(What you have to do): Indicate only the number of lines in the listing below in which the word "Applicabe" appears.

(Data records)
▬▬▬▬▬▬

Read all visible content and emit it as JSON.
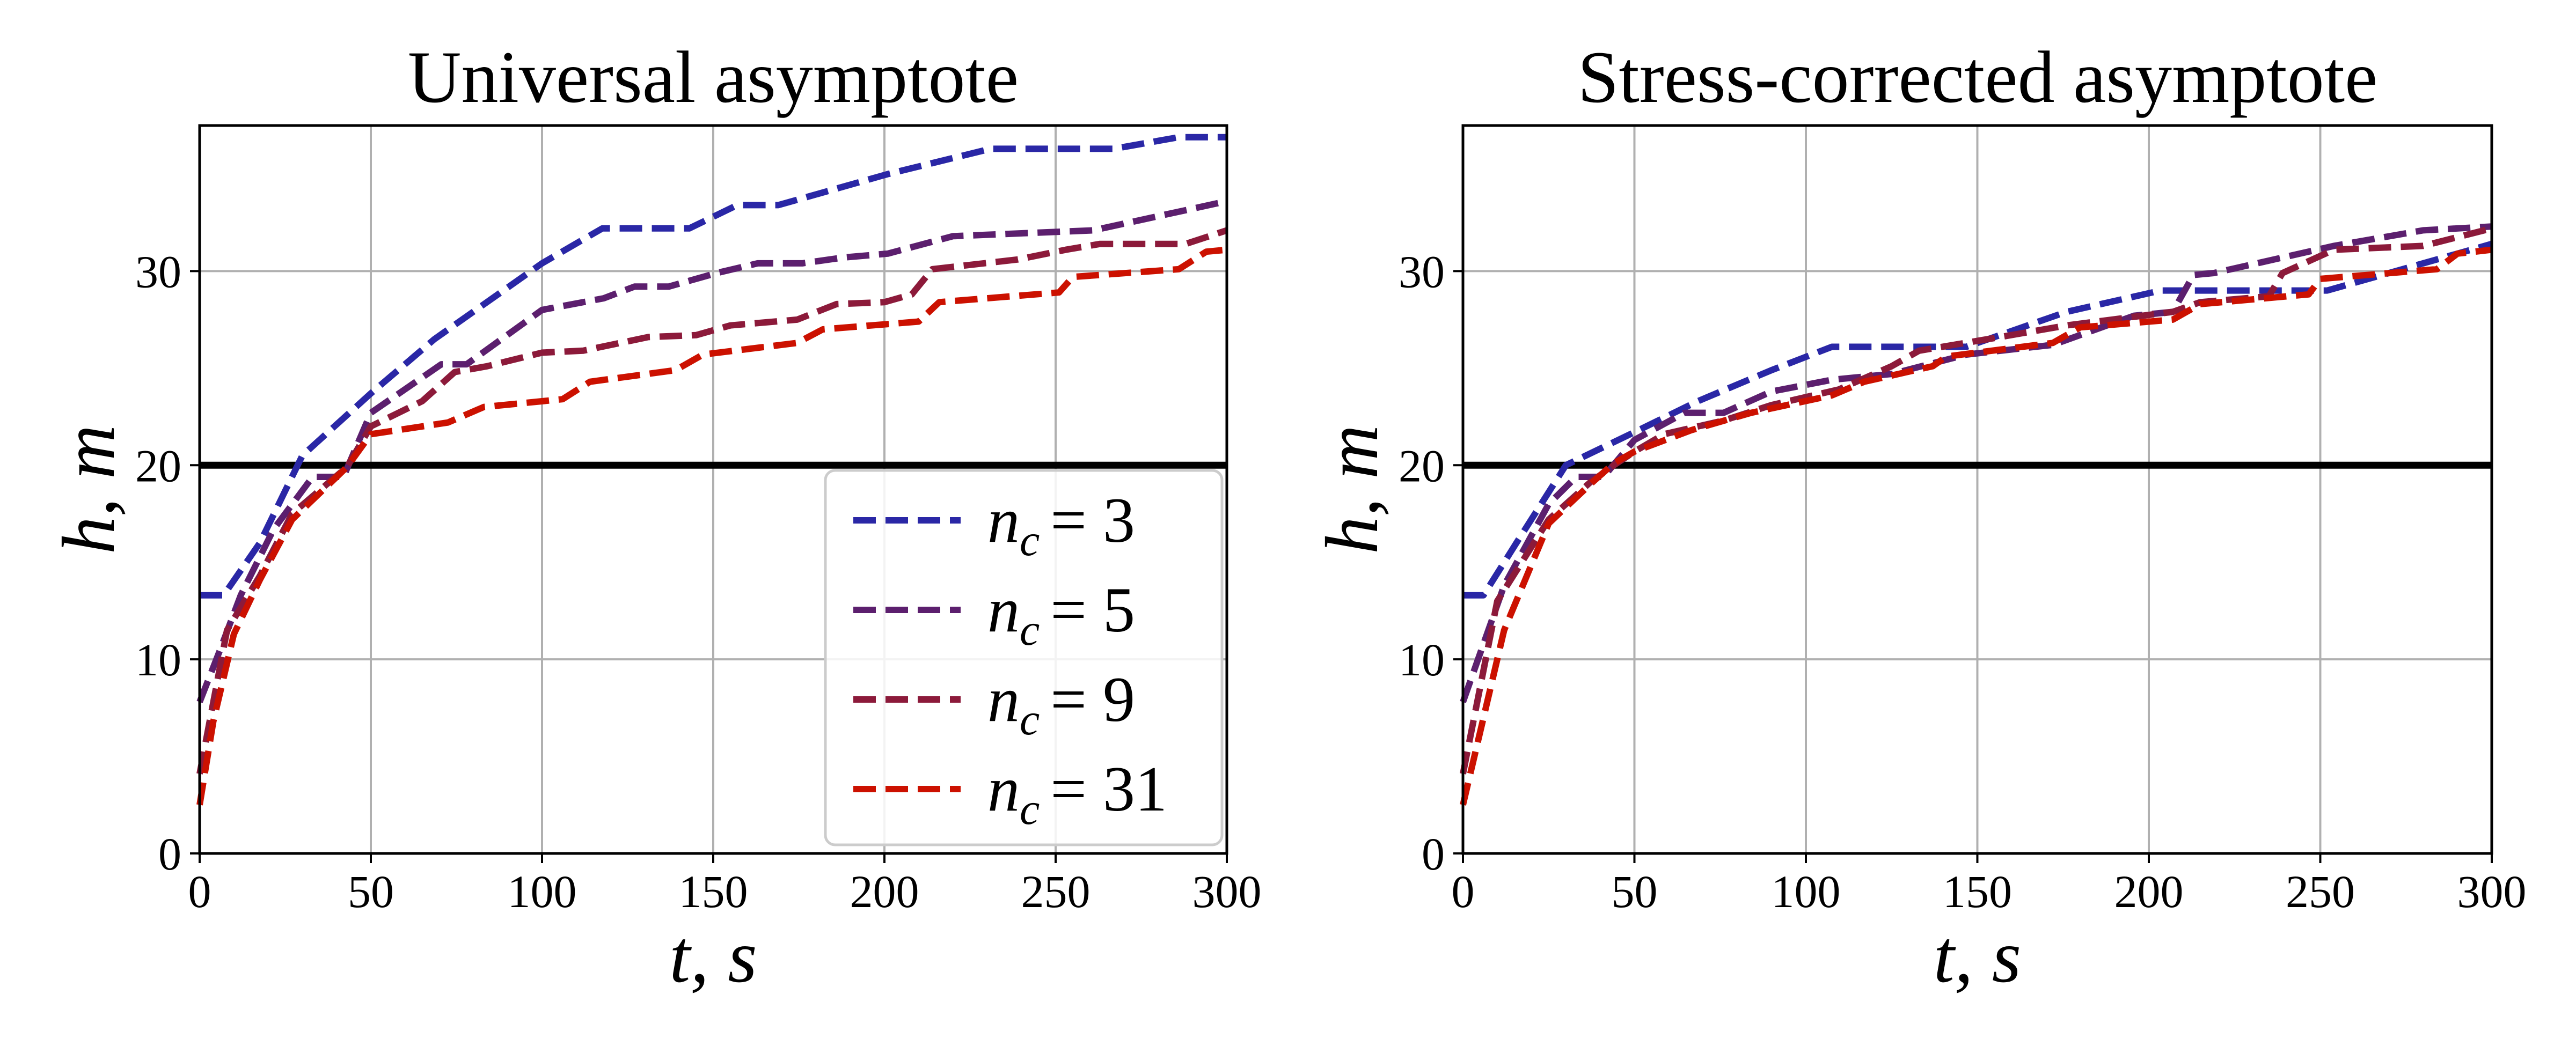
{
  "chart_data": [
    {
      "type": "line",
      "title": "Universal asymptote",
      "xlabel": "t, s",
      "ylabel": "h, m",
      "xlim": [
        0,
        300
      ],
      "ylim": [
        0,
        37.5
      ],
      "xticks": [
        "0",
        "50",
        "100",
        "150",
        "200",
        "250",
        "300"
      ],
      "yticks": [
        "0",
        "10",
        "20",
        "30"
      ],
      "grid": true,
      "legend": "lower-right",
      "reference_line": {
        "y": 20,
        "color": "#000000"
      },
      "series": [
        {
          "name": "n_c = 3",
          "label_var": "n",
          "label_sub": "c",
          "label_val": "= 3",
          "color": "#2a27a6",
          "points": [
            [
              0,
              13.3
            ],
            [
              7,
              13.3
            ],
            [
              17.6,
              16
            ],
            [
              30,
              20.5
            ],
            [
              50,
              23.7
            ],
            [
              68.6,
              26.5
            ],
            [
              100,
              30.4
            ],
            [
              117.6,
              32.2
            ],
            [
              143,
              32.2
            ],
            [
              157,
              33.4
            ],
            [
              169,
              33.4
            ],
            [
              201,
              35
            ],
            [
              231,
              36.3
            ],
            [
              267,
              36.3
            ],
            [
              286,
              36.9
            ],
            [
              300,
              36.9
            ]
          ]
        },
        {
          "name": "n_c = 5",
          "label_var": "n",
          "label_sub": "c",
          "label_val": "= 5",
          "color": "#5c1f6e",
          "points": [
            [
              0,
              7.8
            ],
            [
              6,
              10.5
            ],
            [
              12,
              13.3
            ],
            [
              21.6,
              16.7
            ],
            [
              33,
              19.4
            ],
            [
              42,
              19.4
            ],
            [
              50,
              22.7
            ],
            [
              70.6,
              25.2
            ],
            [
              78,
              25.2
            ],
            [
              100,
              28
            ],
            [
              118,
              28.6
            ],
            [
              127,
              29.2
            ],
            [
              137,
              29.2
            ],
            [
              151,
              29.9
            ],
            [
              163,
              30.4
            ],
            [
              176,
              30.4
            ],
            [
              188,
              30.7
            ],
            [
              201,
              30.9
            ],
            [
              220,
              31.8
            ],
            [
              261,
              32.1
            ],
            [
              300,
              33.6
            ]
          ]
        },
        {
          "name": "n_c = 9",
          "label_var": "n",
          "label_sub": "c",
          "label_val": "= 9",
          "color": "#8c1a3a",
          "points": [
            [
              0,
              4.1
            ],
            [
              8,
              11.5
            ],
            [
              17.6,
              14.3
            ],
            [
              27,
              17.5
            ],
            [
              43,
              19.9
            ],
            [
              50,
              22
            ],
            [
              65,
              23.3
            ],
            [
              74.5,
              24.8
            ],
            [
              84,
              25.1
            ],
            [
              100,
              25.8
            ],
            [
              112,
              25.9
            ],
            [
              131,
              26.6
            ],
            [
              145,
              26.7
            ],
            [
              155,
              27.2
            ],
            [
              174.5,
              27.5
            ],
            [
              186,
              28.3
            ],
            [
              200,
              28.4
            ],
            [
              208,
              28.8
            ],
            [
              214,
              30.1
            ],
            [
              239,
              30.6
            ],
            [
              253,
              31.1
            ],
            [
              263,
              31.4
            ],
            [
              288,
              31.4
            ],
            [
              300,
              32.1
            ]
          ]
        },
        {
          "name": "n_c = 31",
          "label_var": "n",
          "label_sub": "c",
          "label_val": "= 31",
          "color": "#cc1100",
          "points": [
            [
              0,
              2.5
            ],
            [
              4,
              6.8
            ],
            [
              10,
              11.3
            ],
            [
              17.6,
              14.1
            ],
            [
              27,
              17.2
            ],
            [
              43,
              19.9
            ],
            [
              50,
              21.6
            ],
            [
              72.5,
              22.2
            ],
            [
              83,
              23
            ],
            [
              106,
              23.4
            ],
            [
              114,
              24.3
            ],
            [
              139,
              24.9
            ],
            [
              147,
              25.7
            ],
            [
              174.5,
              26.3
            ],
            [
              182,
              27
            ],
            [
              210,
              27.4
            ],
            [
              216,
              28.4
            ],
            [
              251,
              28.9
            ],
            [
              255,
              29.7
            ],
            [
              286,
              30.1
            ],
            [
              294,
              31
            ],
            [
              300,
              31.1
            ]
          ]
        }
      ]
    },
    {
      "type": "line",
      "title": "Stress-corrected asymptote",
      "xlabel": "t, s",
      "ylabel": "h, m",
      "xlim": [
        0,
        300
      ],
      "ylim": [
        0,
        37.5
      ],
      "xticks": [
        "0",
        "50",
        "100",
        "150",
        "200",
        "250",
        "300"
      ],
      "yticks": [
        "0",
        "10",
        "20",
        "30"
      ],
      "grid": true,
      "reference_line": {
        "y": 20,
        "color": "#000000"
      },
      "series": [
        {
          "color": "#2a27a6",
          "points": [
            [
              0,
              13.3
            ],
            [
              6,
              13.3
            ],
            [
              15.6,
              16
            ],
            [
              30,
              20
            ],
            [
              50,
              21.7
            ],
            [
              68.5,
              23.3
            ],
            [
              90,
              24.9
            ],
            [
              107.6,
              26.1
            ],
            [
              146.8,
              26.1
            ],
            [
              176,
              27.9
            ],
            [
              203.5,
              29
            ],
            [
              252,
              29
            ],
            [
              300,
              31.4
            ]
          ]
        },
        {
          "color": "#5c1f6e",
          "points": [
            [
              0,
              7.8
            ],
            [
              12,
              13.8
            ],
            [
              25,
              18
            ],
            [
              33,
              19.4
            ],
            [
              41,
              19.4
            ],
            [
              50,
              21.3
            ],
            [
              64.6,
              22.7
            ],
            [
              76,
              22.7
            ],
            [
              90,
              23.8
            ],
            [
              107.6,
              24.4
            ],
            [
              125,
              24.7
            ],
            [
              146.8,
              25.7
            ],
            [
              172,
              26.2
            ],
            [
              195.7,
              27.7
            ],
            [
              207,
              27.9
            ],
            [
              213,
              29.8
            ],
            [
              219,
              29.9
            ],
            [
              254,
              31.3
            ],
            [
              280,
              32.1
            ],
            [
              300,
              32.3
            ]
          ]
        },
        {
          "color": "#8c1a3a",
          "points": [
            [
              0,
              4.1
            ],
            [
              10,
              13
            ],
            [
              25,
              17.2
            ],
            [
              37,
              19.1
            ],
            [
              44,
              20
            ],
            [
              50,
              20.7
            ],
            [
              58.7,
              21.6
            ],
            [
              76,
              22.3
            ],
            [
              90,
              23.1
            ],
            [
              109.6,
              23.9
            ],
            [
              125,
              25.1
            ],
            [
              133,
              25.9
            ],
            [
              156.6,
              26.6
            ],
            [
              176,
              27.2
            ],
            [
              207,
              27.9
            ],
            [
              215,
              28.4
            ],
            [
              235,
              28.7
            ],
            [
              239,
              29.9
            ],
            [
              254,
              31.1
            ],
            [
              280,
              31.3
            ],
            [
              300,
              32.2
            ]
          ]
        },
        {
          "color": "#cc1100",
          "points": [
            [
              0,
              2.5
            ],
            [
              12,
              11.5
            ],
            [
              25,
              17
            ],
            [
              37,
              19
            ],
            [
              44,
              20.1
            ],
            [
              50,
              20.7
            ],
            [
              66.5,
              21.8
            ],
            [
              84,
              22.7
            ],
            [
              107.6,
              23.6
            ],
            [
              117,
              24.3
            ],
            [
              137,
              25.1
            ],
            [
              141,
              25.6
            ],
            [
              172,
              26.3
            ],
            [
              180,
              27.1
            ],
            [
              207,
              27.5
            ],
            [
              215,
              28.3
            ],
            [
              246.6,
              28.8
            ],
            [
              250,
              29.6
            ],
            [
              284,
              30.1
            ],
            [
              290,
              30.9
            ],
            [
              300,
              31.1
            ]
          ]
        }
      ]
    }
  ]
}
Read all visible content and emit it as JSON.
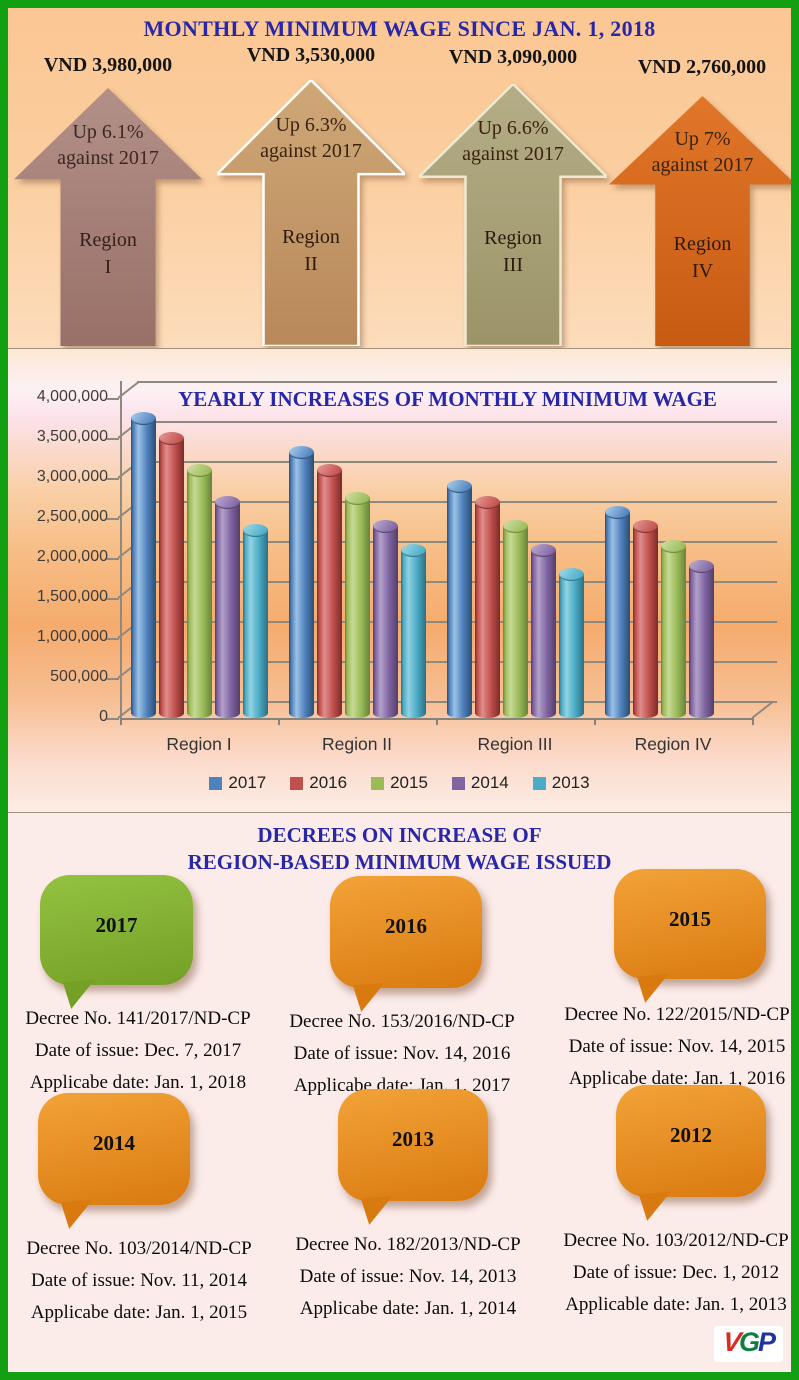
{
  "page": {
    "colors": {
      "frame_green": "#12A012",
      "heading_blue": "#2727A8",
      "top_bg": "#FBCA97",
      "bottom_bg": "#FBEBE9"
    }
  },
  "header": {
    "title": "MONTHLY MINIMUM WAGE SINCE JAN. 1, 2018"
  },
  "regions_2018": [
    {
      "region_name": "Region I",
      "amount": "VND 3,980,000",
      "increase": "Up 6.1%\nagainst 2017",
      "region": "Region\nI",
      "fill_top": "#B29088",
      "fill_bottom": "#997068",
      "outline": "none"
    },
    {
      "region_name": "Region II",
      "amount": "VND 3,530,000",
      "increase": "Up 6.3%\nagainst 2017",
      "region": "Region\nII",
      "fill_top": "#CFA878",
      "fill_bottom": "#B8885A",
      "outline": "#FFFFFF"
    },
    {
      "region_name": "Region III",
      "amount": "VND 3,090,000",
      "increase": "Up 6.6%\nagainst 2017",
      "region": "Region\nIII",
      "fill_top": "#B5AD86",
      "fill_bottom": "#9C9468",
      "outline": "#EFE9D2"
    },
    {
      "region_name": "Region IV",
      "amount": "VND 2,760,000",
      "increase": "Up 7%\nagainst 2017",
      "region": "Region\nIV",
      "fill_top": "#E0762A",
      "fill_bottom": "#C75B12",
      "outline": "none"
    }
  ],
  "chart_data": {
    "type": "bar",
    "bar_style": "3d-cylinder",
    "title": "YEARLY INCREASES OF MONTHLY MINIMUM WAGE",
    "categories": [
      "Region I",
      "Region II",
      "Region III",
      "Region IV"
    ],
    "series": [
      {
        "name": "2017",
        "color": "#4F81BD",
        "light": "#9CC3E5",
        "dark": "#2B4E75",
        "values": [
          3750000,
          3320000,
          2900000,
          2580000
        ]
      },
      {
        "name": "2016",
        "color": "#C0504D",
        "light": "#E08E8B",
        "dark": "#7C2B29",
        "values": [
          3500000,
          3100000,
          2700000,
          2400000
        ]
      },
      {
        "name": "2015",
        "color": "#9BBB59",
        "light": "#C6DA96",
        "dark": "#67833A",
        "values": [
          3100000,
          2750000,
          2400000,
          2150000
        ]
      },
      {
        "name": "2014",
        "color": "#8064A2",
        "light": "#B3A1C9",
        "dark": "#513F68",
        "values": [
          2700000,
          2400000,
          2100000,
          1900000
        ]
      },
      {
        "name": "2013",
        "color": "#4BACC6",
        "light": "#92D2E2",
        "dark": "#2B6F83",
        "values": [
          2350000,
          2100000,
          1800000,
          null
        ]
      }
    ],
    "ylim": [
      0,
      4000000
    ],
    "ytick_step": 500000,
    "ytick_labels": [
      "0",
      "500,000",
      "1,000,000",
      "1,500,000",
      "2,000,000",
      "2,500,000",
      "3,000,000",
      "3,500,000",
      "4,000,000"
    ],
    "xlabel": "",
    "ylabel": "",
    "grid": true,
    "legend_position": "bottom"
  },
  "decrees": {
    "title_line1": "DECREES ON INCREASE OF",
    "title_line2": "REGION-BASED MINIMUM WAGE ISSUED",
    "items": [
      {
        "year": "2017",
        "decree": "Decree No. 141/2017/ND-CP",
        "issued": "Date of issue: Dec. 7, 2017",
        "applicable": "Applicabe date: Jan. 1, 2018",
        "bubble_light": "#93C241",
        "bubble_dark": "#74A026"
      },
      {
        "year": "2016",
        "decree": "Decree No. 153/2016/ND-CP",
        "issued": "Date of issue: Nov. 14, 2016",
        "applicable": "Applicabe date: Jan. 1, 2017",
        "bubble_light": "#F2A338",
        "bubble_dark": "#D97A10"
      },
      {
        "year": "2015",
        "decree": "Decree No. 122/2015/ND-CP",
        "issued": "Date of issue: Nov. 14, 2015",
        "applicable": "Applicabe date: Jan. 1, 2016",
        "bubble_light": "#F2A338",
        "bubble_dark": "#D97A10"
      },
      {
        "year": "2014",
        "decree": "Decree No. 103/2014/ND-CP",
        "issued": "Date of issue: Nov. 11, 2014",
        "applicable": "Applicabe date: Jan. 1, 2015",
        "bubble_light": "#F2A338",
        "bubble_dark": "#D97A10"
      },
      {
        "year": "2013",
        "decree": "Decree No. 182/2013/ND-CP",
        "issued": "Date of issue: Nov. 14, 2013",
        "applicable": "Applicabe date: Jan. 1, 2014",
        "bubble_light": "#F2A338",
        "bubble_dark": "#D97A10"
      },
      {
        "year": "2012",
        "decree": "Decree No. 103/2012/ND-CP",
        "issued": "Date of issue: Dec. 1, 2012",
        "applicable": "Applicable date: Jan. 1, 2013",
        "bubble_light": "#F2A338",
        "bubble_dark": "#D97A10"
      }
    ]
  },
  "logo": {
    "v": "V",
    "g": "G",
    "p": "P",
    "v_color": "#D92B21",
    "g_color": "#0D7F3F",
    "p_color": "#2233A0"
  }
}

▬▬▬▬▬▬

(Full solution): 5